START

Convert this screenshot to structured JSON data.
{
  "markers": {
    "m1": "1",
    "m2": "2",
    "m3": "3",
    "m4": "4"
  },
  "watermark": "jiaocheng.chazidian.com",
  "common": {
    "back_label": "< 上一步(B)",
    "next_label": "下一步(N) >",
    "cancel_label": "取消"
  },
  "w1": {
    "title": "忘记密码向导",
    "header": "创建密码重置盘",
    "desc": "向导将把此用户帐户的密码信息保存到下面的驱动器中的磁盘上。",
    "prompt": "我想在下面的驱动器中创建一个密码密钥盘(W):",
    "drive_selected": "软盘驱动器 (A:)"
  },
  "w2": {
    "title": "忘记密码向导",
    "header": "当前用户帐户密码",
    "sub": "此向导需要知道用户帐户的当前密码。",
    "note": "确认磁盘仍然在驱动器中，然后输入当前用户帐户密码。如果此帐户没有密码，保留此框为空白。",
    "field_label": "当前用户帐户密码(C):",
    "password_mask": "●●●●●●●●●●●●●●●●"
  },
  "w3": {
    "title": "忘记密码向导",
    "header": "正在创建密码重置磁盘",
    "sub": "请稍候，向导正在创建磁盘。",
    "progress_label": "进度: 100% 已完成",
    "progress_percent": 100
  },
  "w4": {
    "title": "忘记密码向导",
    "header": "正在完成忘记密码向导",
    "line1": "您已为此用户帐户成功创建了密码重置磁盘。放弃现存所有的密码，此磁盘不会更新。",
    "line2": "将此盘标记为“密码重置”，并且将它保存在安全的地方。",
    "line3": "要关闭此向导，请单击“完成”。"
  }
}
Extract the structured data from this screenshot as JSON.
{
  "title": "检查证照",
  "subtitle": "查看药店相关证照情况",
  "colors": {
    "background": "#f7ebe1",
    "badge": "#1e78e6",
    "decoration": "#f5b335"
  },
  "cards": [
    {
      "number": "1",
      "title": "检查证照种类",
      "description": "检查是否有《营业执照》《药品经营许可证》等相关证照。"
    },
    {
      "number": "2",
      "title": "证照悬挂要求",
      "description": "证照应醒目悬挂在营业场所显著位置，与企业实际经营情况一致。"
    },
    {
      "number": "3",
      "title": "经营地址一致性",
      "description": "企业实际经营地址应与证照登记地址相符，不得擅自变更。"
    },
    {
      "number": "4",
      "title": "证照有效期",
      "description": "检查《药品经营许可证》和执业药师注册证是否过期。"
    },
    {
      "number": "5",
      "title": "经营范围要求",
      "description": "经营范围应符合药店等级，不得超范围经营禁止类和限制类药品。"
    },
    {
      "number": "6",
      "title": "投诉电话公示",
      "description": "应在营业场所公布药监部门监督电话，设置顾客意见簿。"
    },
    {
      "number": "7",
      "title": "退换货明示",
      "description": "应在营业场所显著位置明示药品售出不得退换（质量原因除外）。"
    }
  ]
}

END

* INSTRUCTIONS FOR THE TASK
Write out all the data again, exactly as it appears.

* ANSWER IN FULL
Convert this screenshot to structured JSON data.
{
  "markers": {
    "m1": "1",
    "m2": "2",
    "m3": "3",
    "m4": "4"
  },
  "watermark": "jiaocheng.chazidian.com",
  "common": {
    "back_label": "< 上一步(B)",
    "next_label": "下一步(N) >",
    "cancel_label": "取消"
  },
  "w1": {
    "title": "忘记密码向导",
    "header": "创建密码重置盘",
    "desc": "向导将把此用户帐户的密码信息保存到下面的驱动器中的磁盘上。",
    "prompt": "我想在下面的驱动器中创建一个密码密钥盘(W):",
    "drive_selected": "软盘驱动器 (A:)"
  },
  "w2": {
    "title": "忘记密码向导",
    "header": "当前用户帐户密码",
    "sub": "此向导需要知道用户帐户的当前密码。",
    "note": "确认磁盘仍然在驱动器中，然后输入当前用户帐户密码。如果此帐户没有密码，保留此框为空白。",
    "field_label": "当前用户帐户密码(C):",
    "password_mask": "●●●●●●●●●●●●●●●●"
  },
  "w3": {
    "title": "忘记密码向导",
    "header": "正在创建密码重置磁盘",
    "sub": "请稍候，向导正在创建磁盘。",
    "progress_label": "进度: 100% 已完成",
    "progress_percent": 100
  },
  "w4": {
    "title": "忘记密码向导",
    "header": "正在完成忘记密码向导",
    "line1": "您已为此用户帐户成功创建了密码重置磁盘。放弃现存所有的密码，此磁盘不会更新。",
    "line2": "将此盘标记为“密码重置”，并且将它保存在安全的地方。",
    "line3": "要关闭此向导，请单击“完成”。"
  }
}
Extract the structured data from this screenshot as JSON.
{
  "title": "检查证照",
  "subtitle": "查看药店相关证照情况",
  "colors": {
    "background": "#f7ebe1",
    "badge": "#1e78e6",
    "decoration": "#f5b335"
  },
  "cards": [
    {
      "number": "1",
      "title": "检查证照种类",
      "description": "检查是否有《营业执照》《药品经营许可证》等相关证照。"
    },
    {
      "number": "2",
      "title": "证照悬挂要求",
      "description": "证照应醒目悬挂在营业场所显著位置，与企业实际经营情况一致。"
    },
    {
      "number": "3",
      "title": "经营地址一致性",
      "description": "企业实际经营地址应与证照登记地址相符，不得擅自变更。"
    },
    {
      "number": "4",
      "title": "证照有效期",
      "description": "检查《药品经营许可证》和执业药师注册证是否过期。"
    },
    {
      "number": "5",
      "title": "经营范围要求",
      "description": "经营范围应符合药店等级，不得超范围经营禁止类和限制类药品。"
    },
    {
      "number": "6",
      "title": "投诉电话公示",
      "description": "应在营业场所公布药监部门监督电话，设置顾客意见簿。"
    },
    {
      "number": "7",
      "title": "退换货明示",
      "description": "应在营业场所显著位置明示药品售出不得退换（质量原因除外）。"
    }
  ]
}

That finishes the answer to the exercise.